> DESCRIPTION OF THE TASK:
Your answer should be a single number: the count of lines that include "difference".

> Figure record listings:
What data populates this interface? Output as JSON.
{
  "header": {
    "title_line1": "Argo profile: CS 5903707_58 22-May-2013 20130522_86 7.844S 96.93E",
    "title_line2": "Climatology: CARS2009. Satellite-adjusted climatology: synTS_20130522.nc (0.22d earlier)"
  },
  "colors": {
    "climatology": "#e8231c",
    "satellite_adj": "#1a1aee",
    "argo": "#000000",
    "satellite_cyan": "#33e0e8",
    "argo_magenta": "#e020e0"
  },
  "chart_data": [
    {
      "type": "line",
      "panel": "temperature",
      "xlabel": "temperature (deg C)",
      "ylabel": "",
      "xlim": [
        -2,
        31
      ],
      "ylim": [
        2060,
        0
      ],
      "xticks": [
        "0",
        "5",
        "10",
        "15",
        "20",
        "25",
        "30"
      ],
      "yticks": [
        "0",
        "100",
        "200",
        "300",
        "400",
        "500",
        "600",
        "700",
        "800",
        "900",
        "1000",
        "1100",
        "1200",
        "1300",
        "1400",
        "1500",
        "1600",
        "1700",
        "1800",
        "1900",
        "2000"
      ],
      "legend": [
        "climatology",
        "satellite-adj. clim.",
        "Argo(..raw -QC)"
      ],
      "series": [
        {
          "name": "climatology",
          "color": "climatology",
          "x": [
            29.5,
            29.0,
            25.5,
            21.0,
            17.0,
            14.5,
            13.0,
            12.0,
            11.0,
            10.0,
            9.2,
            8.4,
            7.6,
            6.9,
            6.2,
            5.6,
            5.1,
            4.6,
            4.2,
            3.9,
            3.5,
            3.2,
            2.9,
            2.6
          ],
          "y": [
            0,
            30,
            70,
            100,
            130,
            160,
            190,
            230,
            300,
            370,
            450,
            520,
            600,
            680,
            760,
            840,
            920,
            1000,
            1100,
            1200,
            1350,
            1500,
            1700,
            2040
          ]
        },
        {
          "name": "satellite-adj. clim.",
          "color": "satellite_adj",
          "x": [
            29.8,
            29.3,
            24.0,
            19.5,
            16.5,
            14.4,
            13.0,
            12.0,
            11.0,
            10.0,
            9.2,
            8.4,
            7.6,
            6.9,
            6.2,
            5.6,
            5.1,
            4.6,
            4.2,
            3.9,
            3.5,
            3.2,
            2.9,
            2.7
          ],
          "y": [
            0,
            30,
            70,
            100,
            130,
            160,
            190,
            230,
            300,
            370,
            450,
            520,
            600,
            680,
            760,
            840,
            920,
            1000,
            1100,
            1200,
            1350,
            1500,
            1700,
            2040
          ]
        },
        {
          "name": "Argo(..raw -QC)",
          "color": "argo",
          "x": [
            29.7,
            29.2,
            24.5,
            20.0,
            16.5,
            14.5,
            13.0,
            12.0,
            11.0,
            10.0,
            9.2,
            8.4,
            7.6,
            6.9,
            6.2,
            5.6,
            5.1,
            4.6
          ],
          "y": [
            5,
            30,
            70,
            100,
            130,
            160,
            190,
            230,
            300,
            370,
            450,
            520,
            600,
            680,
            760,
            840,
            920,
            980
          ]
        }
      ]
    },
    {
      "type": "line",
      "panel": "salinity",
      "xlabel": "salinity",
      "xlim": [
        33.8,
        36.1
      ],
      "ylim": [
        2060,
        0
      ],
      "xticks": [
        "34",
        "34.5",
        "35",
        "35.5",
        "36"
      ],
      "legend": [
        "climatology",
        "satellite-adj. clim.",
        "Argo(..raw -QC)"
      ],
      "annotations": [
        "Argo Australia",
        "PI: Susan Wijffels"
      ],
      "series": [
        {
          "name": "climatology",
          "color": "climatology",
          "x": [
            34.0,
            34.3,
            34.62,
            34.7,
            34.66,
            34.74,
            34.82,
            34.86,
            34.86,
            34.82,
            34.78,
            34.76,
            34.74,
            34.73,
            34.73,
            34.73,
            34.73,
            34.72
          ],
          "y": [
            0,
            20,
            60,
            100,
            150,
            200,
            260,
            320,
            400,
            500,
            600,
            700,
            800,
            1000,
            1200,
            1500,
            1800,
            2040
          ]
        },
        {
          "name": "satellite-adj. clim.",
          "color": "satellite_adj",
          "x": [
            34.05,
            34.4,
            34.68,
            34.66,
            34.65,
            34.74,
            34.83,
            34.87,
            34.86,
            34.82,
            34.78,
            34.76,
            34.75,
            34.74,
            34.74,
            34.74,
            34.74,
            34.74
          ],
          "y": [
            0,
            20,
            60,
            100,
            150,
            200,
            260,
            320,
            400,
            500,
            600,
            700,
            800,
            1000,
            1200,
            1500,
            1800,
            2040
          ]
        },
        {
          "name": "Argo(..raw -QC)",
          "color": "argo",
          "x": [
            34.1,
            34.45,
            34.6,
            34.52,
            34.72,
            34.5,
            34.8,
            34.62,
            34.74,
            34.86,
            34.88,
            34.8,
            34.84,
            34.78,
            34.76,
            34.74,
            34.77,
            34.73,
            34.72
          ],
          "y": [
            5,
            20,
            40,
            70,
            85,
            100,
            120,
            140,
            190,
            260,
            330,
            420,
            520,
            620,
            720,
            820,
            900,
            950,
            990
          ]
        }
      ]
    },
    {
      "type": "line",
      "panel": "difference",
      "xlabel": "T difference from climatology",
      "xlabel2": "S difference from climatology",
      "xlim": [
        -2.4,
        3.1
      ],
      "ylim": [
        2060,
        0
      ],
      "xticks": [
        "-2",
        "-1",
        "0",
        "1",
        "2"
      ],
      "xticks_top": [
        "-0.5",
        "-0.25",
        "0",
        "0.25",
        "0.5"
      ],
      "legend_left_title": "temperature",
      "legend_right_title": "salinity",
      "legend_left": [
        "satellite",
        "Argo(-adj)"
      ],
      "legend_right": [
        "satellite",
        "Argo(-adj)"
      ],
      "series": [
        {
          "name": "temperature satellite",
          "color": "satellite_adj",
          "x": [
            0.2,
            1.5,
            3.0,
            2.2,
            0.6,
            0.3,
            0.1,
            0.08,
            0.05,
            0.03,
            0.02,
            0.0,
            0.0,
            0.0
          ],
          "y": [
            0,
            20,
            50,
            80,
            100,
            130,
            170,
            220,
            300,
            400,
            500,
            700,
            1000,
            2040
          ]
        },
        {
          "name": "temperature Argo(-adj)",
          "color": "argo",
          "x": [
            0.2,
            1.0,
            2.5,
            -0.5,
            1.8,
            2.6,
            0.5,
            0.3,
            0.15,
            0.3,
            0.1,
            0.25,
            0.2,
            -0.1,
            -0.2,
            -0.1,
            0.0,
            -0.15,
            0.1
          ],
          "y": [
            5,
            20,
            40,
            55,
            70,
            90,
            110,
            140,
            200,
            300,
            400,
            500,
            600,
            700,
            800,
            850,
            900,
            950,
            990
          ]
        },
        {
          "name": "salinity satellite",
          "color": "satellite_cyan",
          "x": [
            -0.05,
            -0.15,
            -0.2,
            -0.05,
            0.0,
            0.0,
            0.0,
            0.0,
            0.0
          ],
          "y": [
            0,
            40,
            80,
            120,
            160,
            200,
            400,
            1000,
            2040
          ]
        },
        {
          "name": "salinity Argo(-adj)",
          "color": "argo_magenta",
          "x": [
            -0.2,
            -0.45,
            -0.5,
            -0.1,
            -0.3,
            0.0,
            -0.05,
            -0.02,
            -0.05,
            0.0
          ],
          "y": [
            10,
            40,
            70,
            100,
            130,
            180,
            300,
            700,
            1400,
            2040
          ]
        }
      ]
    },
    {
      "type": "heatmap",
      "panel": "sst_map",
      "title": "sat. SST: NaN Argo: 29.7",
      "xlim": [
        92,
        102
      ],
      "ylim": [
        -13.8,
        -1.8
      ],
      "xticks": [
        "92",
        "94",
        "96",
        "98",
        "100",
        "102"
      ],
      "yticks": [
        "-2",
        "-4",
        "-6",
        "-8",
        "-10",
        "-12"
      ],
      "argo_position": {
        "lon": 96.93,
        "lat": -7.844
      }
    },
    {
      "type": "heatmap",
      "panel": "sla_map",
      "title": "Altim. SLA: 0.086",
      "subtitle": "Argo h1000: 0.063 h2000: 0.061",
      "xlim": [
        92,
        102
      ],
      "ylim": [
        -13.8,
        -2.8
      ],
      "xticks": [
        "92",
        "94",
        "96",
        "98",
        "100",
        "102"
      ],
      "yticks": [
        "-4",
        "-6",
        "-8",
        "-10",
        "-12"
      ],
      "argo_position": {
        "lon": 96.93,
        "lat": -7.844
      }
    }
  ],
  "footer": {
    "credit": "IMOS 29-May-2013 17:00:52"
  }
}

> EXPECTED ANSWER:
3